** start of EXCERPTED RECORDS **

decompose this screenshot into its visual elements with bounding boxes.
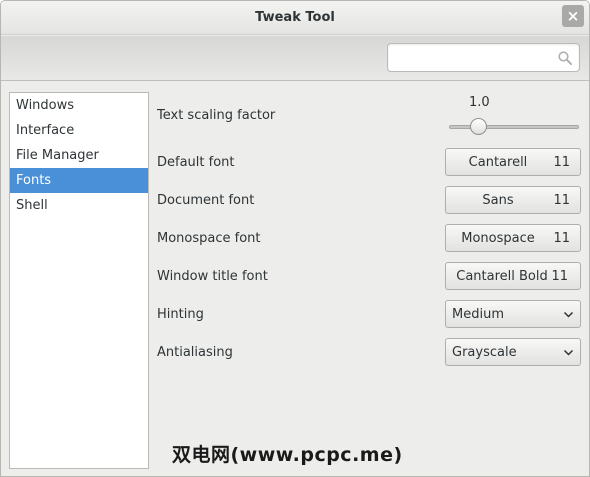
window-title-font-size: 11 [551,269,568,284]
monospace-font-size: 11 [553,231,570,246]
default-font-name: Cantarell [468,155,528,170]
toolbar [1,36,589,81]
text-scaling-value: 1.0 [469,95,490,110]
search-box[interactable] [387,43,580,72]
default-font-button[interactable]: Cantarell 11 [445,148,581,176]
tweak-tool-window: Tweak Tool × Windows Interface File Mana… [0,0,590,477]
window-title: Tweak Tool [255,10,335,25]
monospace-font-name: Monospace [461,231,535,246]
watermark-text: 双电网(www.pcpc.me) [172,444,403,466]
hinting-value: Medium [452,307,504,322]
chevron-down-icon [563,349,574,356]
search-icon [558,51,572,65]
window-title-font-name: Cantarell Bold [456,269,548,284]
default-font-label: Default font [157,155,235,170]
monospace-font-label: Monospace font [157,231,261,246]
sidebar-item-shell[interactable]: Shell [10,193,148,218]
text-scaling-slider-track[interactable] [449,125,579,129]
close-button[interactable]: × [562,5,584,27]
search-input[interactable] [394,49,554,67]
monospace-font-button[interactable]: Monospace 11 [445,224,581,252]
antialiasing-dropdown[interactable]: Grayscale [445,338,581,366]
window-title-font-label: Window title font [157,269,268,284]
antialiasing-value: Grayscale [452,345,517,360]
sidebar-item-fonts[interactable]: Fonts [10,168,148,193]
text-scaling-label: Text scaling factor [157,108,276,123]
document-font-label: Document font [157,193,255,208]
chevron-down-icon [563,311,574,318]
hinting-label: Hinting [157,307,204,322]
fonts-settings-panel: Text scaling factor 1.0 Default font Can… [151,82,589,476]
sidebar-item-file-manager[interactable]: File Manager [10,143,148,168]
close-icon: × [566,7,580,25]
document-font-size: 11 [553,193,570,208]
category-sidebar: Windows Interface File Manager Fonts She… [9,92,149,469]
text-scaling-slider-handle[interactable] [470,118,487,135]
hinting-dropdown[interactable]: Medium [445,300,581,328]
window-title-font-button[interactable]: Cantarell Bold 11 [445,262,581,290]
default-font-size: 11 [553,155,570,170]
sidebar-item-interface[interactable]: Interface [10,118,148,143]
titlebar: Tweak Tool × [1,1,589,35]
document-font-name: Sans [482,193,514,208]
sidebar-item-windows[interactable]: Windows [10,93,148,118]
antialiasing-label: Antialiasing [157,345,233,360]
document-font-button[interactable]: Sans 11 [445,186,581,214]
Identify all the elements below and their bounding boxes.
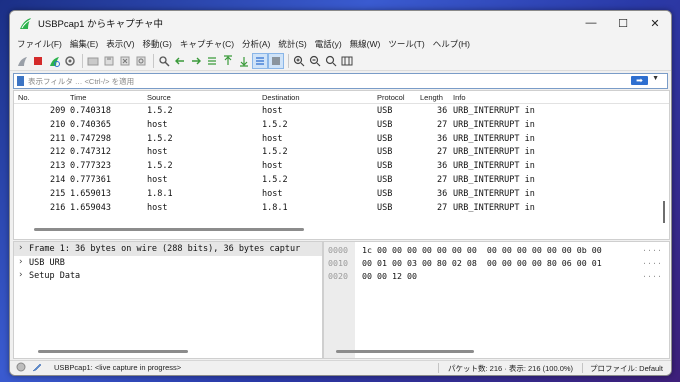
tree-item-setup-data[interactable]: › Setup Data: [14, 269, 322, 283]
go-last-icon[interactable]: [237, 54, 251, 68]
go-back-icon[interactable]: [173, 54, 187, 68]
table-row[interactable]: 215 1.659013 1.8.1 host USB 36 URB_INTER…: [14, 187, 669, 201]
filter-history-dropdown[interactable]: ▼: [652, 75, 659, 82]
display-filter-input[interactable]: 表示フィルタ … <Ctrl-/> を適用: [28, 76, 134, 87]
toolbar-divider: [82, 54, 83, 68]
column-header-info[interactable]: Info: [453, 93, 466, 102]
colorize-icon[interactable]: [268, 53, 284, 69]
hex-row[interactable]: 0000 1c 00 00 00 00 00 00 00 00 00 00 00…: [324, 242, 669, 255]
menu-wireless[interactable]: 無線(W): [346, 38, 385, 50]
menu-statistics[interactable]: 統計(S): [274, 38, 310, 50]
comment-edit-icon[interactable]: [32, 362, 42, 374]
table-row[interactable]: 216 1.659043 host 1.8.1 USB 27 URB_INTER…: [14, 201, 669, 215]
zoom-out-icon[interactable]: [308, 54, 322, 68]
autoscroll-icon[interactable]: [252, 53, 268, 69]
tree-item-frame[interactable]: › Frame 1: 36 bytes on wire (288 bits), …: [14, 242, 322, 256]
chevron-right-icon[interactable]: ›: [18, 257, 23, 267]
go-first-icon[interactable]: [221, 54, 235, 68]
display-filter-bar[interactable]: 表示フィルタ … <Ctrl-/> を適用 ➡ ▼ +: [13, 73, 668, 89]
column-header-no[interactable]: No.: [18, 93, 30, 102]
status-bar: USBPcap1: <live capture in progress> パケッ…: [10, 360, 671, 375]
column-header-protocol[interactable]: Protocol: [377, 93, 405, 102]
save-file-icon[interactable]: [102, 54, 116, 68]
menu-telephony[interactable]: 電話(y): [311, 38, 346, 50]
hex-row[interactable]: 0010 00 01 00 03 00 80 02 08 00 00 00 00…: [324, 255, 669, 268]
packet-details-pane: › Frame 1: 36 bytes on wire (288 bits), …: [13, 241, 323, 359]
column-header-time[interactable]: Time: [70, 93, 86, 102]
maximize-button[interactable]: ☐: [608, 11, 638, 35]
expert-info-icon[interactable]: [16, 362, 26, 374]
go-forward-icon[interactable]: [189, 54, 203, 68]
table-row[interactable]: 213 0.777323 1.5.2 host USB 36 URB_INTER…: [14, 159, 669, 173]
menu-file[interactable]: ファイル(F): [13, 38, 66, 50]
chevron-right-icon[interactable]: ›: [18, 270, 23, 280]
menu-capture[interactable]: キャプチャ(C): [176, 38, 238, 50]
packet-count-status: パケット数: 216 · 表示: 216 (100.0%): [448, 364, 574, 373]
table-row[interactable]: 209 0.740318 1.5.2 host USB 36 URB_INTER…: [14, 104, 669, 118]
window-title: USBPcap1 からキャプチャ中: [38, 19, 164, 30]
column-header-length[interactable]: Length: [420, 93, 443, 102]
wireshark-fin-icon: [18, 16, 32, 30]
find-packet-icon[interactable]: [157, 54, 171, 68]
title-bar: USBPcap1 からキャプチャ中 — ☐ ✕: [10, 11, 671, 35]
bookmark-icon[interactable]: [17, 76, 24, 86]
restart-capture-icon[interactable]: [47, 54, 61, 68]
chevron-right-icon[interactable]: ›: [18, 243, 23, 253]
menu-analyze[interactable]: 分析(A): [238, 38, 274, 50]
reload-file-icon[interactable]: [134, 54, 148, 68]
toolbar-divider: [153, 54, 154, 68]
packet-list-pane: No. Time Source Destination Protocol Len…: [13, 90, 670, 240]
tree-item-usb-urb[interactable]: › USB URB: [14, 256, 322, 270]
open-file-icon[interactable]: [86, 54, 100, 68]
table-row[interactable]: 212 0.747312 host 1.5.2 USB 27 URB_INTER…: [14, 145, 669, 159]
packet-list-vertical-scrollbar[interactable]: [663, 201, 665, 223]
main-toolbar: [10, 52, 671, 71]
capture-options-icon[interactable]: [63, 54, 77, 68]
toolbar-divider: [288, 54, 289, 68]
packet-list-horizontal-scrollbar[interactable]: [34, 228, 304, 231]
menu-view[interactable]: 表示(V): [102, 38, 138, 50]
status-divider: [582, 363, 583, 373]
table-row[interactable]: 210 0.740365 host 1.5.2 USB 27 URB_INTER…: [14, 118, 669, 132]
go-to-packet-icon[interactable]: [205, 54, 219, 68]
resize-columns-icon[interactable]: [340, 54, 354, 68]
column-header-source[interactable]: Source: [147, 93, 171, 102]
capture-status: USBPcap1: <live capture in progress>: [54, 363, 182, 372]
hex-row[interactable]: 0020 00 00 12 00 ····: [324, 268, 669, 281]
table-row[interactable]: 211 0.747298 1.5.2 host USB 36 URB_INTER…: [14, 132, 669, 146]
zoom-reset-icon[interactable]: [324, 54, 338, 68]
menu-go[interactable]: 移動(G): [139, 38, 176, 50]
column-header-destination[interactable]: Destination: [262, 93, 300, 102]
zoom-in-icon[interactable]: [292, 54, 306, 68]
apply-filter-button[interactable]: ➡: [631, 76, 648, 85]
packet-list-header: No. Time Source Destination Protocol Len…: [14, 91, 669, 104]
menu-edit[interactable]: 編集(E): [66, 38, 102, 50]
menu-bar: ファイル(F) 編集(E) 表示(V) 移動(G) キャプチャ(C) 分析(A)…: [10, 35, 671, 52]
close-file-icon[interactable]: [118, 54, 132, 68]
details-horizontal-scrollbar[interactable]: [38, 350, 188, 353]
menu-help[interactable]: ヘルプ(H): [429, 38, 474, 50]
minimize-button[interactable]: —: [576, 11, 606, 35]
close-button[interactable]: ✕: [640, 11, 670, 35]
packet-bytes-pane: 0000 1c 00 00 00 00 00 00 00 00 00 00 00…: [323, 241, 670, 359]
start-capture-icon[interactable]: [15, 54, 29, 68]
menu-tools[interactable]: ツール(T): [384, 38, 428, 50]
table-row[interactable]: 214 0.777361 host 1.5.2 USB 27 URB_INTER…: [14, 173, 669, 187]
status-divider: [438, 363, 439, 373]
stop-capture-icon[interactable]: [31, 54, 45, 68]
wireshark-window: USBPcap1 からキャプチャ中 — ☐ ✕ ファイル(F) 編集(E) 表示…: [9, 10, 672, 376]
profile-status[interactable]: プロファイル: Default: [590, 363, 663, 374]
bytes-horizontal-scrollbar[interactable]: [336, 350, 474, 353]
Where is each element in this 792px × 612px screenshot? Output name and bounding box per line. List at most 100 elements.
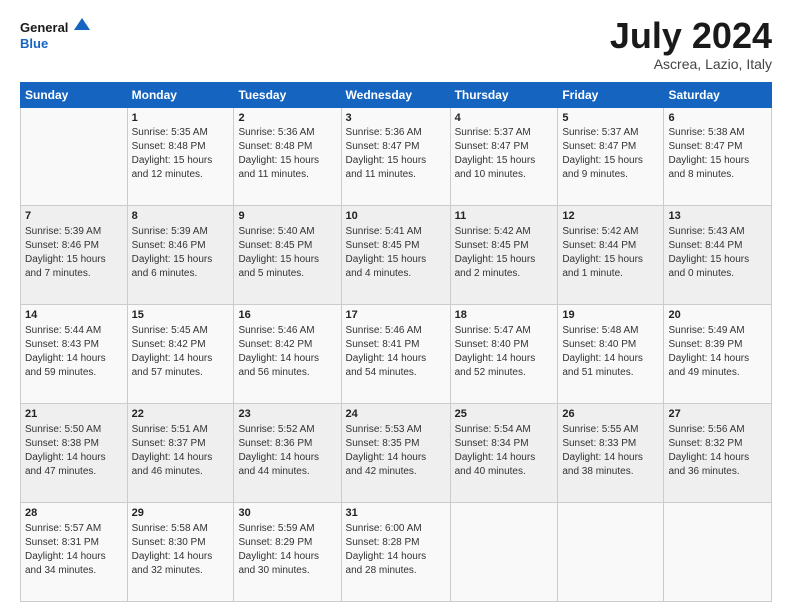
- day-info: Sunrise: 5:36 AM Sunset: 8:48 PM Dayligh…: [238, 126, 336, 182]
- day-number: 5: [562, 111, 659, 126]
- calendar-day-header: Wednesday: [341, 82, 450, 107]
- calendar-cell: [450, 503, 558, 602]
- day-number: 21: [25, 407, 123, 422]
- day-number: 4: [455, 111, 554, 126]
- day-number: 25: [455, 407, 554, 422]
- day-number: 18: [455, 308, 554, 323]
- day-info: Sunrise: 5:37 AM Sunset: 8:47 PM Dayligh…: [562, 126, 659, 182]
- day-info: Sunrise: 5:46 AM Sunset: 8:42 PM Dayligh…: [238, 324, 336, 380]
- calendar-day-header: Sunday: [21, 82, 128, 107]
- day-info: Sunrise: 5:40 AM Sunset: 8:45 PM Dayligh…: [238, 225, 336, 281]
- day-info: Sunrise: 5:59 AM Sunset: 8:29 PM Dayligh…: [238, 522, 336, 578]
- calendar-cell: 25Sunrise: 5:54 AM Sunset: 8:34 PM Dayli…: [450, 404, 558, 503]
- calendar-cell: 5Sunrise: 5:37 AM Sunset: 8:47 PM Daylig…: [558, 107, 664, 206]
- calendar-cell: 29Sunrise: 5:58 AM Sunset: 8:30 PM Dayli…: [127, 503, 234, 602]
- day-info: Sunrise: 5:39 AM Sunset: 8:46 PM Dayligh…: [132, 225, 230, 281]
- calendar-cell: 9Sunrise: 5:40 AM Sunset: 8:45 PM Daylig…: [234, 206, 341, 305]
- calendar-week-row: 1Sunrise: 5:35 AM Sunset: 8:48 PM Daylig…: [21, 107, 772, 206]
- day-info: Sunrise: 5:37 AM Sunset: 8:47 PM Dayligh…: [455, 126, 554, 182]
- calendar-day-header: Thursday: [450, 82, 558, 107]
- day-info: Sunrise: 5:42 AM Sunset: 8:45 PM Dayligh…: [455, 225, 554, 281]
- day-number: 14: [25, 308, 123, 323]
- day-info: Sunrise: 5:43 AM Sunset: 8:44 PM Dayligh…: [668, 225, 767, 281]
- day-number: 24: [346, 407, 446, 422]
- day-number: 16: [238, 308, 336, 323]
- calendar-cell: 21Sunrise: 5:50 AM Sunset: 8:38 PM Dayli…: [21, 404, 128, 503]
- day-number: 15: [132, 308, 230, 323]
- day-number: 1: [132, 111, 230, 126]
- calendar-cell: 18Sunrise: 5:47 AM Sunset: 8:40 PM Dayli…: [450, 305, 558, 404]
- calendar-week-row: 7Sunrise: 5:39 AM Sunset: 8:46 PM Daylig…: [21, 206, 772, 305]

** end of EXCERPTED RECORDS **

**WORK TO DO**
Rewrite the lines from the one containing "window-title-font-size: 11 [551,269,568,284]" through the one containing "search-box[interactable] [387,43,580,72]", both included, as a JSON list of strings with one string per line. Leave out any blank lines.

**FULL RESPONSE**
[
  "window-title-font-size: 11 [551,269,568,284]",
  "monospace-font-size: 11 [553,231,570,246]",
  "default-font-name: Cantarell [468,155,528,170]",
  "toolbar [1,36,589,81]",
  "text-scaling-value: 1.0 [469,95,490,110]",
  "search-box[interactable] [387,43,580,72]"
]